High-temperature coupling involves directly heating the feed water of the coal-fired unit into high-temperature steam and sending it to the steam turbine, or preheating the exhaust steam of the unit cylinder [14], replacing part of the heat of coal combustion and reducing coal consumption. Yuan et al. [15] use high-temperature solar heat to directly heat part of the feed water into high-temperature steam and send it to the steam turbine, and its thermoelectric conversion efficiency can be increased by 0.95%. Li et al. [16] incorporated a trough solar collector field and solar industrial steam system at the exhaust end of the medium-pressure cylinder, and reheated the low-pressure cylinder inlet steam twice, which reduced the coal consumption rate under the standard working condition by 19.14 g/kWh, while the solar thermoelectric conversion efficiency was increased to 35.17%. In order to further improve the solar thermoelectric conversion efficiency of the complementary system, Yue Jiang et al. [17,18] proposed to use the tower solar energy technology with higher heat collection temperature to heat the reheat steam of the supercritical double-reheat regenerative coal-fired generating unit, so that the coal consumption rate under standard operating conditions decreased by 69.26 g/kWh, and the solar thermoelectric conversion efficiency increased to 29.1%.

However, only a simple combination of a solar collector system and a thermal power generation system will introduce the fluctuation of solar energy, which can neither reduce the influence of light disturbance nor ensure the continuous supply of solar heat to the complementary system. If the coal-fired power generation system is less coupled with light heat, it cannot effectively reduce the carbon emissions of the unit. Li Bin et al. [19] sent the feed water from the outlet of the high-pressure heater into the tower solar boiler to heat the high-temperature steam and sent it to the high-pressure cylinder to perform work. The dynamic simulation results of real-time simulation prove that solar energy makes the boiler start and stop frequently due to intermittence, which will aggravate the life loss of low cycle fatigue.

Therefore, scholars have combined the heat storage system with the solar-assisted coal-fired power generation system to maximize the advantages of thermal power generation and solar thermal power generation. Yong Zhu et al. [20] simulated the tower solar collector system in series with the reheater of a 1000 MW coal-fired unit and collected solar energy heat through a double-tank molten salt heat storage system so that the complementary power generation system can use solar energy to generate 214.7 MW. Hongtao Liu et al. [21] paralleled the heat collection system with the regenerative cycle of coal-fired units and established a solar energy prediction model, which verified that the parallel mode and pre-scheduling were beneficial to improve the stability of the system. Lei et al. [22] simulated five complementary power generation coupling methods of tower solar heating main steam, reheat steam, secondary heating steam, heating water supply, flue gas, and high-temperature steam heat recovery. Through comparison, it is proved that the tower collector system is connected in parallel with the regenerative cycle, and the energy-saving efficiency of the complementary system is the highest. Zhang et al. [23,24] demonstrated the feasibility of collecting high-temperature flue gas and superheated steam in coal-fired power plants for deep peak shaving and proposed the use of a molten salt heat storage system to store reheat steam heat to improve the peak-shaving performance of the unit. The results show that the latent heat storage method has a larger energy density and better peak-shaving effect than the sensible heat storage method.

※

■ **Exercise requirements**:
1. In the passage on solar-assisted coal-fired power generation, how much power could solar energy generate in the complementary system that Yong Zhu et al. simulated?
2. Reproduce word for word the part of the passage on solar-assisted coal-fired power generation that opens with "However, only a" and closes with "low cycle fatigue.".
3. Go on with the passage on solar-assisted coal-fired power generation, starting after its last sentence.

※

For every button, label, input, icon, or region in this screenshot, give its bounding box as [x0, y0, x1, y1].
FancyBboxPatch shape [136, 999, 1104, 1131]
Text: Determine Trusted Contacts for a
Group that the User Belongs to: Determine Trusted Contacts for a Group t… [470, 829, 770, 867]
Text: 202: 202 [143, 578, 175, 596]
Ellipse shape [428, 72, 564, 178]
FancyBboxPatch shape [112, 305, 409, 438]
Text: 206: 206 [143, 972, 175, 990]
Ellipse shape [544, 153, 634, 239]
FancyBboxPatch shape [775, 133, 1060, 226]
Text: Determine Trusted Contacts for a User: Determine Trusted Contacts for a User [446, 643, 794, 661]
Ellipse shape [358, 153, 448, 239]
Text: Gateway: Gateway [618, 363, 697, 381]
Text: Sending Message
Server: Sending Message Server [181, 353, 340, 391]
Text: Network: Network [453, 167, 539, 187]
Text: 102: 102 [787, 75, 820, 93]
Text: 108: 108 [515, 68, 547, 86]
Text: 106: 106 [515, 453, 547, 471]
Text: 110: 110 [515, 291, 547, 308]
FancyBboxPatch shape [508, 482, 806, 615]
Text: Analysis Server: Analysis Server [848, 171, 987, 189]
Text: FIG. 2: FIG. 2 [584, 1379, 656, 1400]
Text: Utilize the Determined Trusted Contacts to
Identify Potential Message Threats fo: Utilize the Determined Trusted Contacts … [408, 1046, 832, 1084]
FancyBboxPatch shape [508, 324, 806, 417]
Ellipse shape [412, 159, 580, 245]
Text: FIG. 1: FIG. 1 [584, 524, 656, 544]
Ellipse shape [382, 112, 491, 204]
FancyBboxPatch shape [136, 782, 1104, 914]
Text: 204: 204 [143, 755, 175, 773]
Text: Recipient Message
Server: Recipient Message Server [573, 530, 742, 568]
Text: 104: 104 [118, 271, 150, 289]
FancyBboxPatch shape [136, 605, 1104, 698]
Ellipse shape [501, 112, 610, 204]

※

■ **Answers per task**:
1. 214.7 MW

2.
However, only a simple combination of a solar collector system and a thermal power generation system will introduce the fluctuation of solar energy, which can neither reduce the influence of light disturbance nor ensure the continuous supply of solar heat to the complementary system. If the coal-fired power generation system is less coupled with light heat, it cannot effectively reduce the carbon emissions of the unit. Li Bin et al. [19] sent the feed water from the outlet of the high-pressure heater into the tower solar boiler to heat the high-temperature steam and sent it to the high-pressure cylinder to perform work. The dynamic simulation results of real-time simulation prove that solar energy makes the boiler start and stop frequently due to intermittence, which will aggravate the life loss of low cycle fatigue.

3.
At present, extensive research has been conducted on the utilization of heat storage systems for storing low-temperature or high-temperature solar thermally coupled regenerative cycles to enhance unit peak load power supply capacity and mitigate carbon emissions. However, limited attention has been given to investigating the application of heat storage systems in enhancing unit peak regulation flexibility and optimizing system configuration and operational parameters.

Due to the different time scales and uncertainties of the thermal load, electrical power output, and solar radiation intensity in the complementary power generation system [25,26] and the fluctuating nature of short-term power load, it is necessary to establish corresponding prediction models to reduce the instability introduced by the integration of solar energy into the complementary system, to avoid waste of heat and electricity in the complementary system under load fluctuations, and to reduce energy waste. The back propagation (BP) neural network is one of the most widely used neural network models with high maturity and is also a local search optimization method, prone to falling into local optima; it has a slow convergence speed when dealing with large-scale data or complex models. In response to its shortcomings, researchers have improved its performance and effectiveness through neural network parameter optimization [27,28] and neural network structure adjustment [29,30].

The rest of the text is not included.